-- start of Records to use --

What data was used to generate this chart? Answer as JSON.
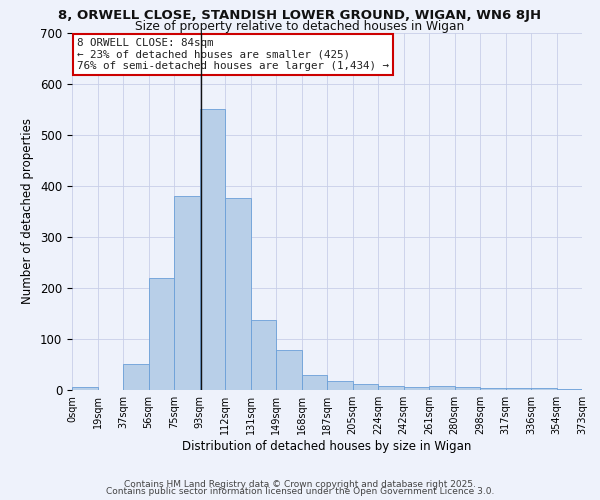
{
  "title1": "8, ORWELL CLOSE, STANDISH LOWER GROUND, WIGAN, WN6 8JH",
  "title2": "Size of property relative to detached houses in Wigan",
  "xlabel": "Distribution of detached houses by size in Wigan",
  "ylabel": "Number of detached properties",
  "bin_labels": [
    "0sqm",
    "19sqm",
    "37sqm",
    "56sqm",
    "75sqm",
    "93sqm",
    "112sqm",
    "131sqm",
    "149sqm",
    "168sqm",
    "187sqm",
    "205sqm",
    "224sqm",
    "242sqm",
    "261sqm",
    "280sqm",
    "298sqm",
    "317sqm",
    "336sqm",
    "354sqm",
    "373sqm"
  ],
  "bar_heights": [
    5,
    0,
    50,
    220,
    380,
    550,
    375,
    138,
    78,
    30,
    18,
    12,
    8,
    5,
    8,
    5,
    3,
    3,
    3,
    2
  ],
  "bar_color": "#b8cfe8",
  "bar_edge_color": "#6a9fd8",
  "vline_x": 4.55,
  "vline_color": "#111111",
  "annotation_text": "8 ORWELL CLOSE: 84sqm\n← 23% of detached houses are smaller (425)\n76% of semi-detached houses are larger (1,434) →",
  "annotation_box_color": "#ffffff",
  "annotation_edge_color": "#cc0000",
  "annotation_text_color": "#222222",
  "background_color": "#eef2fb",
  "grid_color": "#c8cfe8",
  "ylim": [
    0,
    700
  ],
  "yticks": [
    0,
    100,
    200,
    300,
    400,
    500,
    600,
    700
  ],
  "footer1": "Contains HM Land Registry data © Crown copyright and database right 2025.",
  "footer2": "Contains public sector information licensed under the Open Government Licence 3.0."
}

-- end of Records to use --

> [Task objective] Make an exact copy of every entry above, minus the images.

> [Task result]
What data was used to generate this chart? Answer as JSON.
{
  "title1": "8, ORWELL CLOSE, STANDISH LOWER GROUND, WIGAN, WN6 8JH",
  "title2": "Size of property relative to detached houses in Wigan",
  "xlabel": "Distribution of detached houses by size in Wigan",
  "ylabel": "Number of detached properties",
  "bin_labels": [
    "0sqm",
    "19sqm",
    "37sqm",
    "56sqm",
    "75sqm",
    "93sqm",
    "112sqm",
    "131sqm",
    "149sqm",
    "168sqm",
    "187sqm",
    "205sqm",
    "224sqm",
    "242sqm",
    "261sqm",
    "280sqm",
    "298sqm",
    "317sqm",
    "336sqm",
    "354sqm",
    "373sqm"
  ],
  "bar_heights": [
    5,
    0,
    50,
    220,
    380,
    550,
    375,
    138,
    78,
    30,
    18,
    12,
    8,
    5,
    8,
    5,
    3,
    3,
    3,
    2
  ],
  "bar_color": "#b8cfe8",
  "bar_edge_color": "#6a9fd8",
  "vline_x": 4.55,
  "vline_color": "#111111",
  "annotation_text": "8 ORWELL CLOSE: 84sqm\n← 23% of detached houses are smaller (425)\n76% of semi-detached houses are larger (1,434) →",
  "annotation_box_color": "#ffffff",
  "annotation_edge_color": "#cc0000",
  "annotation_text_color": "#222222",
  "background_color": "#eef2fb",
  "grid_color": "#c8cfe8",
  "ylim": [
    0,
    700
  ],
  "yticks": [
    0,
    100,
    200,
    300,
    400,
    500,
    600,
    700
  ],
  "footer1": "Contains HM Land Registry data © Crown copyright and database right 2025.",
  "footer2": "Contains public sector information licensed under the Open Government Licence 3.0."
}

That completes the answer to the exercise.